## start Entries supplied
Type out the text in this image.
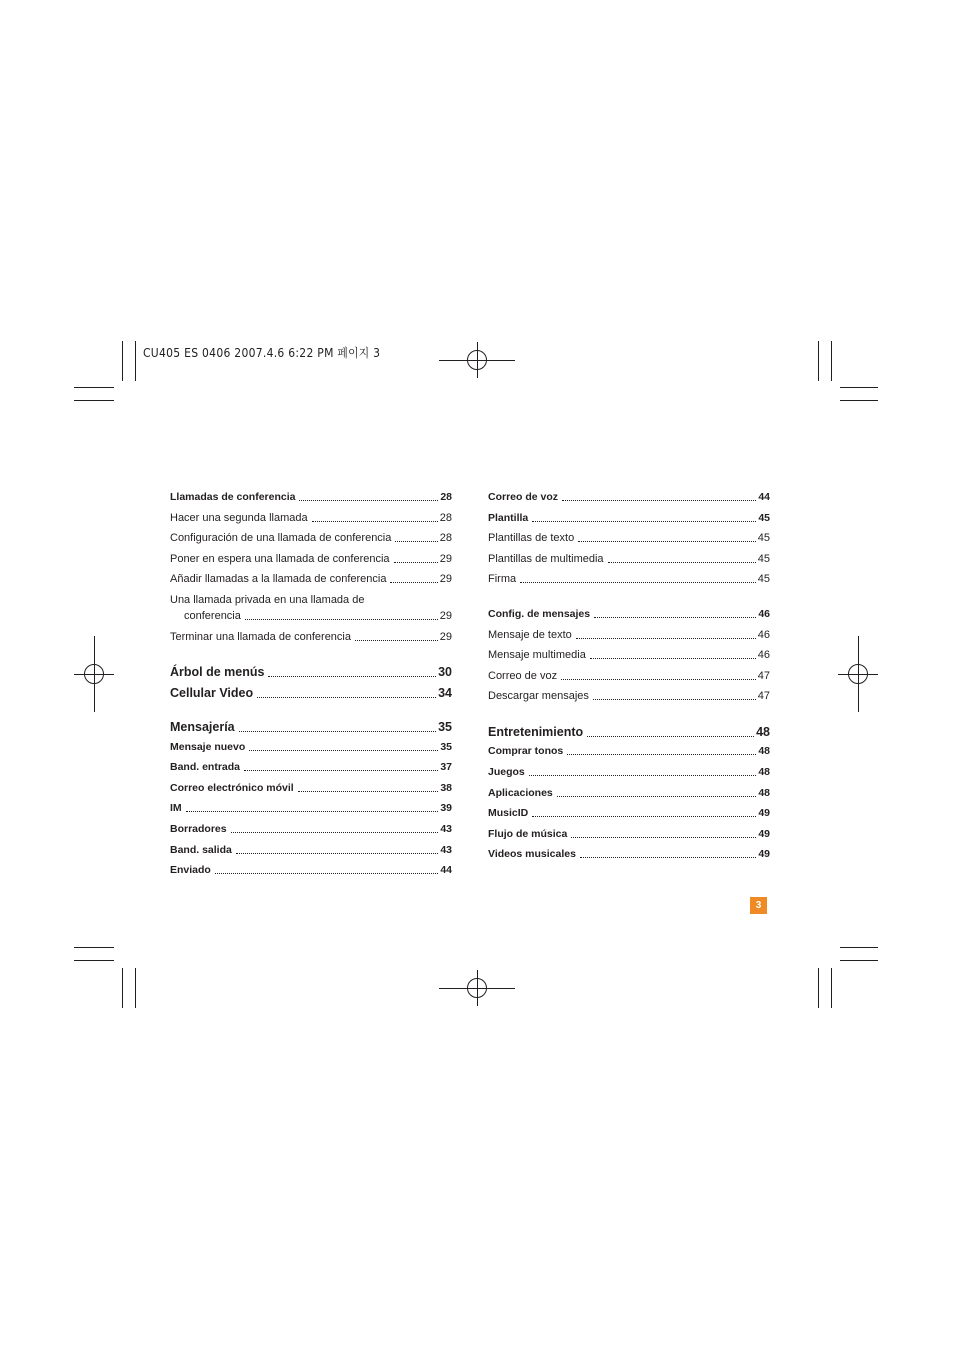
CU405 ES 0406 2007.4.6 6:22 PM 페이지 3
Llamadas de conferencia	28
Hacer una segunda llamada	28
Configuración de una llamada de conferencia	28
Poner en espera una llamada de conferencia	29
Añadir llamadas a la llamada de conferencia	29
Una llamada privada en una llamada de
conferencia	29
Terminar una llamada de conferencia	29
Árbol de menús	30
Cellular Video	34
Mensajería	35
Mensaje nuevo	35
Band. entrada	37
Correo electrónico móvil	38
IM	39
Borradores	43
Band. salida	43
Enviado	44
Correo de voz	44
Plantilla	45
Plantillas de texto	45
Plantillas de multimedia	45
Firma	45
Config. de mensajes	46
Mensaje de texto	46
Mensaje multimedia	46
Correo de voz	47
Descargar mensajes	47
Entretenimiento	48
Comprar tonos	48
Juegos	48
Aplicaciones	48
MusicID	49
Flujo de música	49
Videos musicales	49
3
## end Entries supplied
What needs to be done. Using the material above, retype each entry exactly and omit the pictures.

Result of this exercise.
Type out the text in this image.
CU405 ES 0406 2007.4.6 6:22 PM 페이지 3
Llamadas de conferencia	28
Hacer una segunda llamada	28
Configuración de una llamada de conferencia	28
Poner en espera una llamada de conferencia	29
Añadir llamadas a la llamada de conferencia	29
Una llamada privada en una llamada de
conferencia	29
Terminar una llamada de conferencia	29
Árbol de menús	30
Cellular Video	34
Mensajería	35
Mensaje nuevo	35
Band. entrada	37
Correo electrónico móvil	38
IM	39
Borradores	43
Band. salida	43
Enviado	44
Correo de voz	44
Plantilla	45
Plantillas de texto	45
Plantillas de multimedia	45
Firma	45
Config. de mensajes	46
Mensaje de texto	46
Mensaje multimedia	46
Correo de voz	47
Descargar mensajes	47
Entretenimiento	48
Comprar tonos	48
Juegos	48
Aplicaciones	48
MusicID	49
Flujo de música	49
Videos musicales	49
3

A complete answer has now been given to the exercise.